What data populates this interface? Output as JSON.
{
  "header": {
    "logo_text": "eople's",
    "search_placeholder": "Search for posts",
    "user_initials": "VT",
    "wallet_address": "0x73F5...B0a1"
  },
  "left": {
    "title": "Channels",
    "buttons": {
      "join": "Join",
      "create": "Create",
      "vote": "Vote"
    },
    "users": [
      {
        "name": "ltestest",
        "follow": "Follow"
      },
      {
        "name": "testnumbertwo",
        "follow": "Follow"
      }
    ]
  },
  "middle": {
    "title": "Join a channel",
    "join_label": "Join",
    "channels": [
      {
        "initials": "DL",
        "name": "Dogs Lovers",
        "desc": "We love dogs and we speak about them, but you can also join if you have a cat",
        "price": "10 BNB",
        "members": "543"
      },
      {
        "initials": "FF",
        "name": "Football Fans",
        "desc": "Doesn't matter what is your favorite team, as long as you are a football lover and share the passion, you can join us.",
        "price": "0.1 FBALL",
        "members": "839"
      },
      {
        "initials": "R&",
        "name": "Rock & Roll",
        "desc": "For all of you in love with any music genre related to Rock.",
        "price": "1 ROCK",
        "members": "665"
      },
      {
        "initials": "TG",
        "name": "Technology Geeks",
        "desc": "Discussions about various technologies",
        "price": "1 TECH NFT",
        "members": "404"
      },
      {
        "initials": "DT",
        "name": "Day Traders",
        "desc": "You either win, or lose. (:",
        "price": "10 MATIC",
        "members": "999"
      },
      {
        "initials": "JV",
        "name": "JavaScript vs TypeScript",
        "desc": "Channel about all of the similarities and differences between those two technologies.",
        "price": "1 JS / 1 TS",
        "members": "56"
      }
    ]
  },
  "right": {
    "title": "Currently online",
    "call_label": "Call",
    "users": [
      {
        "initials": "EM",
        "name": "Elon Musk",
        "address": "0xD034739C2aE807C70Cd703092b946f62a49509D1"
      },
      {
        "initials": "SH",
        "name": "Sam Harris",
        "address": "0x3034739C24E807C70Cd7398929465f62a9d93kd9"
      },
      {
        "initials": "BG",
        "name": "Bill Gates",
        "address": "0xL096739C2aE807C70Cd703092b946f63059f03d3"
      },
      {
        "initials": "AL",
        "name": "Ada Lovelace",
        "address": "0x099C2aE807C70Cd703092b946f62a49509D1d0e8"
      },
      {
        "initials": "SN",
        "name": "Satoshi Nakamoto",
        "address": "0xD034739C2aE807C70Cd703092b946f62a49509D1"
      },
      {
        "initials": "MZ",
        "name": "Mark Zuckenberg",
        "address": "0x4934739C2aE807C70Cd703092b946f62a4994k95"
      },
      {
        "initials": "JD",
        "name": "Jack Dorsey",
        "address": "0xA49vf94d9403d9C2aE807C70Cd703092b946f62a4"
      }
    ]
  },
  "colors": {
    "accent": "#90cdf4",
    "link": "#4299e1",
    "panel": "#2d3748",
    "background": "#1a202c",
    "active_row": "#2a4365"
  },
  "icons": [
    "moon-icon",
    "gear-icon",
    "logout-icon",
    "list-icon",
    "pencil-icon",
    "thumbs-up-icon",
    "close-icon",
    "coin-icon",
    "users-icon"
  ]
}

+ + + + +

Transcribe each entry exactly.

What data populates this interface? Output as JSON.
{
  "header": {
    "logo_text": "eople's",
    "search_placeholder": "Search for posts",
    "user_initials": "VT",
    "wallet_address": "0x73F5...B0a1"
  },
  "left": {
    "title": "Channels",
    "buttons": {
      "join": "Join",
      "create": "Create",
      "vote": "Vote"
    },
    "users": [
      {
        "name": "ltestest",
        "follow": "Follow"
      },
      {
        "name": "testnumbertwo",
        "follow": "Follow"
      }
    ]
  },
  "middle": {
    "title": "Join a channel",
    "join_label": "Join",
    "channels": [
      {
        "initials": "DL",
        "name": "Dogs Lovers",
        "desc": "We love dogs and we speak about them, but you can also join if you have a cat",
        "price": "10 BNB",
        "members": "543"
      },
      {
        "initials": "FF",
        "name": "Football Fans",
        "desc": "Doesn't matter what is your favorite team, as long as you are a football lover and share the passion, you can join us.",
        "price": "0.1 FBALL",
        "members": "839"
      },
      {
        "initials": "R&",
        "name": "Rock & Roll",
        "desc": "For all of you in love with any music genre related to Rock.",
        "price": "1 ROCK",
        "members": "665"
      },
      {
        "initials": "TG",
        "name": "Technology Geeks",
        "desc": "Discussions about various technologies",
        "price": "1 TECH NFT",
        "members": "404"
      },
      {
        "initials": "DT",
        "name": "Day Traders",
        "desc": "You either win, or lose. (:",
        "price": "10 MATIC",
        "members": "999"
      },
      {
        "initials": "JV",
        "name": "JavaScript vs TypeScript",
        "desc": "Channel about all of the similarities and differences between those two technologies.",
        "price": "1 JS / 1 TS",
        "members": "56"
      }
    ]
  },
  "right": {
    "title": "Currently online",
    "call_label": "Call",
    "users": [
      {
        "initials": "EM",
        "name": "Elon Musk",
        "address": "0xD034739C2aE807C70Cd703092b946f62a49509D1"
      },
      {
        "initials": "SH",
        "name": "Sam Harris",
        "address": "0x3034739C24E807C70Cd7398929465f62a9d93kd9"
      },
      {
        "initials": "BG",
        "name": "Bill Gates",
        "address": "0xL096739C2aE807C70Cd703092b946f63059f03d3"
      },
      {
        "initials": "AL",
        "name": "Ada Lovelace",
        "address": "0x099C2aE807C70Cd703092b946f62a49509D1d0e8"
      },
      {
        "initials": "SN",
        "name": "Satoshi Nakamoto",
        "address": "0xD034739C2aE807C70Cd703092b946f62a49509D1"
      },
      {
        "initials": "MZ",
        "name": "Mark Zuckenberg",
        "address": "0x4934739C2aE807C70Cd703092b946f62a4994k95"
      },
      {
        "initials": "JD",
        "name": "Jack Dorsey",
        "address": "0xA49vf94d9403d9C2aE807C70Cd703092b946f62a4"
      }
    ]
  },
  "colors": {
    "accent": "#90cdf4",
    "link": "#4299e1",
    "panel": "#2d3748",
    "background": "#1a202c",
    "active_row": "#2a4365"
  },
  "icons": [
    "moon-icon",
    "gear-icon",
    "logout-icon",
    "list-icon",
    "pencil-icon",
    "thumbs-up-icon",
    "close-icon",
    "coin-icon",
    "users-icon"
  ]
}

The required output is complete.